┌──

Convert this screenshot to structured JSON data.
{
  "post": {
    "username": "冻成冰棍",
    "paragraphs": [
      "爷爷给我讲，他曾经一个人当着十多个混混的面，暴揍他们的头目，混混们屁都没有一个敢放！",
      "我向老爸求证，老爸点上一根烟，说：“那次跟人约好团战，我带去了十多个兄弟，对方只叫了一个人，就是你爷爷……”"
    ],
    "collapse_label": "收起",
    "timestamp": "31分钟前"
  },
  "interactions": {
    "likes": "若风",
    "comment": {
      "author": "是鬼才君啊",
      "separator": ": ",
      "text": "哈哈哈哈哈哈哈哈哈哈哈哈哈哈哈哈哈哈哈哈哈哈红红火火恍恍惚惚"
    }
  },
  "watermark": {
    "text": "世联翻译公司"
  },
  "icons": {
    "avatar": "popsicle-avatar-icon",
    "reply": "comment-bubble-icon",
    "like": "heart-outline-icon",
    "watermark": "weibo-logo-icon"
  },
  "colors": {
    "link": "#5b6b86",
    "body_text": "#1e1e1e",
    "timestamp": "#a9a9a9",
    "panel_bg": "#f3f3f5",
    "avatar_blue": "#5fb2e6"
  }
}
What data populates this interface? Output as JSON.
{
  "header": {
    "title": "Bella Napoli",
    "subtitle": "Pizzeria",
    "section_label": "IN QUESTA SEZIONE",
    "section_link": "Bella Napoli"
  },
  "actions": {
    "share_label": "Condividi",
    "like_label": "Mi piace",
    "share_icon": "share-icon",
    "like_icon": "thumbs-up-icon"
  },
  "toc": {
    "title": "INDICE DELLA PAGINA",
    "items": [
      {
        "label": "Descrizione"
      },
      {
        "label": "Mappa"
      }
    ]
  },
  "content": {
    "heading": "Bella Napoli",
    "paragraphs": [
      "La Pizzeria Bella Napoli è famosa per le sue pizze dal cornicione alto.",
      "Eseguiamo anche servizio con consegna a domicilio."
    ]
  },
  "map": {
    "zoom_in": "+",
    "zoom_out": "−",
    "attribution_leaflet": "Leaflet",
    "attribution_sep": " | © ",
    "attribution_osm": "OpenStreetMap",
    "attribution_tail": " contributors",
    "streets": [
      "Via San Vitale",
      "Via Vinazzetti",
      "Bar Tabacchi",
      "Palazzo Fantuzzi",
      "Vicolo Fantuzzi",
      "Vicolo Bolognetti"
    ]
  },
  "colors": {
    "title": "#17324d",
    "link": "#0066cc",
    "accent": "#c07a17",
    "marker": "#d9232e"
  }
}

└──

▶ **Exercise goal**
Copy out all the entries shown above, character for character.

▶ **Result below**
Convert this screenshot to structured JSON data.
{
  "post": {
    "username": "冻成冰棍",
    "paragraphs": [
      "爷爷给我讲，他曾经一个人当着十多个混混的面，暴揍他们的头目，混混们屁都没有一个敢放！",
      "我向老爸求证，老爸点上一根烟，说：“那次跟人约好团战，我带去了十多个兄弟，对方只叫了一个人，就是你爷爷……”"
    ],
    "collapse_label": "收起",
    "timestamp": "31分钟前"
  },
  "interactions": {
    "likes": "若风",
    "comment": {
      "author": "是鬼才君啊",
      "separator": ": ",
      "text": "哈哈哈哈哈哈哈哈哈哈哈哈哈哈哈哈哈哈哈哈哈哈红红火火恍恍惚惚"
    }
  },
  "watermark": {
    "text": "世联翻译公司"
  },
  "icons": {
    "avatar": "popsicle-avatar-icon",
    "reply": "comment-bubble-icon",
    "like": "heart-outline-icon",
    "watermark": "weibo-logo-icon"
  },
  "colors": {
    "link": "#5b6b86",
    "body_text": "#1e1e1e",
    "timestamp": "#a9a9a9",
    "panel_bg": "#f3f3f5",
    "avatar_blue": "#5fb2e6"
  }
}
What data populates this interface? Output as JSON.
{
  "header": {
    "title": "Bella Napoli",
    "subtitle": "Pizzeria",
    "section_label": "IN QUESTA SEZIONE",
    "section_link": "Bella Napoli"
  },
  "actions": {
    "share_label": "Condividi",
    "like_label": "Mi piace",
    "share_icon": "share-icon",
    "like_icon": "thumbs-up-icon"
  },
  "toc": {
    "title": "INDICE DELLA PAGINA",
    "items": [
      {
        "label": "Descrizione"
      },
      {
        "label": "Mappa"
      }
    ]
  },
  "content": {
    "heading": "Bella Napoli",
    "paragraphs": [
      "La Pizzeria Bella Napoli è famosa per le sue pizze dal cornicione alto.",
      "Eseguiamo anche servizio con consegna a domicilio."
    ]
  },
  "map": {
    "zoom_in": "+",
    "zoom_out": "−",
    "attribution_leaflet": "Leaflet",
    "attribution_sep": " | © ",
    "attribution_osm": "OpenStreetMap",
    "attribution_tail": " contributors",
    "streets": [
      "Via San Vitale",
      "Via Vinazzetti",
      "Bar Tabacchi",
      "Palazzo Fantuzzi",
      "Vicolo Fantuzzi",
      "Vicolo Bolognetti"
    ]
  },
  "colors": {
    "title": "#17324d",
    "link": "#0066cc",
    "accent": "#c07a17",
    "marker": "#d9232e"
  }
}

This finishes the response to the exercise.